(Extracts from a graphics dataset)
%%

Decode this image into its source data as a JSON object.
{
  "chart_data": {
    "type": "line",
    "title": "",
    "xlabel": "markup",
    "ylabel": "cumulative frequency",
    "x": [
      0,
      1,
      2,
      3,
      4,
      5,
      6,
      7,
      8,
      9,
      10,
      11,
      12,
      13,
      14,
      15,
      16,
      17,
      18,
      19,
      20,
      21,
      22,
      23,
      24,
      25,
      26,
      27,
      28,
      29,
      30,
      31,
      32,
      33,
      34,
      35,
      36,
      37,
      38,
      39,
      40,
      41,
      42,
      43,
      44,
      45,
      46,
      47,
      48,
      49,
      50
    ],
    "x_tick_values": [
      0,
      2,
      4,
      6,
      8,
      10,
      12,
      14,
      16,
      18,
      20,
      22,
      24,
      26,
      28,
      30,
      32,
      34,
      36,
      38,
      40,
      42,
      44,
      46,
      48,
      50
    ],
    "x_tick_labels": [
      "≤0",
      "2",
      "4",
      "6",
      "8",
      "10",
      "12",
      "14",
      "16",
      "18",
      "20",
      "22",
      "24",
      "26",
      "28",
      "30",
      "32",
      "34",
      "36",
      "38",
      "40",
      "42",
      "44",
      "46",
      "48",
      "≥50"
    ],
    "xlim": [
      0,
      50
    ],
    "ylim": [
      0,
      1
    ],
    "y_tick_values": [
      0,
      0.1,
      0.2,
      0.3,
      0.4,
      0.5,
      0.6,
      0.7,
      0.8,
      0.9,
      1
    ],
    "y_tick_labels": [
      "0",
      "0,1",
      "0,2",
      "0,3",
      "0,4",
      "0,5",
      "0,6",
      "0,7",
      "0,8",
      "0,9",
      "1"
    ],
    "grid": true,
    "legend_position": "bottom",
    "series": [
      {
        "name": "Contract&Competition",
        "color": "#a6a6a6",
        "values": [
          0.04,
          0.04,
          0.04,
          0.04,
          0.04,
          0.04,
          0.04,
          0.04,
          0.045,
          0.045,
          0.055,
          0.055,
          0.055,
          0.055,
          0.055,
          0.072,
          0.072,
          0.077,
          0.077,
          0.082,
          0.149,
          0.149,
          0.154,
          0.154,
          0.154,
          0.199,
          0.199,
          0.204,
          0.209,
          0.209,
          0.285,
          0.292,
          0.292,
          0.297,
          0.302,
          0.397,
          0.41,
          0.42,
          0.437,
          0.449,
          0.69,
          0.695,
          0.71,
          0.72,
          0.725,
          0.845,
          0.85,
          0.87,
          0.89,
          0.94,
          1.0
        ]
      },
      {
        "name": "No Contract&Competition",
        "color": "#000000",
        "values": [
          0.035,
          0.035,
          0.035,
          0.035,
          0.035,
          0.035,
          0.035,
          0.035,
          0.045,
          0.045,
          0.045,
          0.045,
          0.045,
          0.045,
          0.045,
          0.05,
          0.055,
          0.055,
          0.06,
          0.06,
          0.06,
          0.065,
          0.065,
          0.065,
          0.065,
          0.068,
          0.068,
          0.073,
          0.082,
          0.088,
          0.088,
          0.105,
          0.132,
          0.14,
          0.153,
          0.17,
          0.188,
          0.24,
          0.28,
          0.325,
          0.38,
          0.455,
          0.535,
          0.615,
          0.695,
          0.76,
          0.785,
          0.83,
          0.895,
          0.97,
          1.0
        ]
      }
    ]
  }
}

%%

[TASK] From the entries above, extract each line containing "name".

[TASK SOLUTION]
        "name": "Contract&Competition",
        "name": "No Contract&Competition",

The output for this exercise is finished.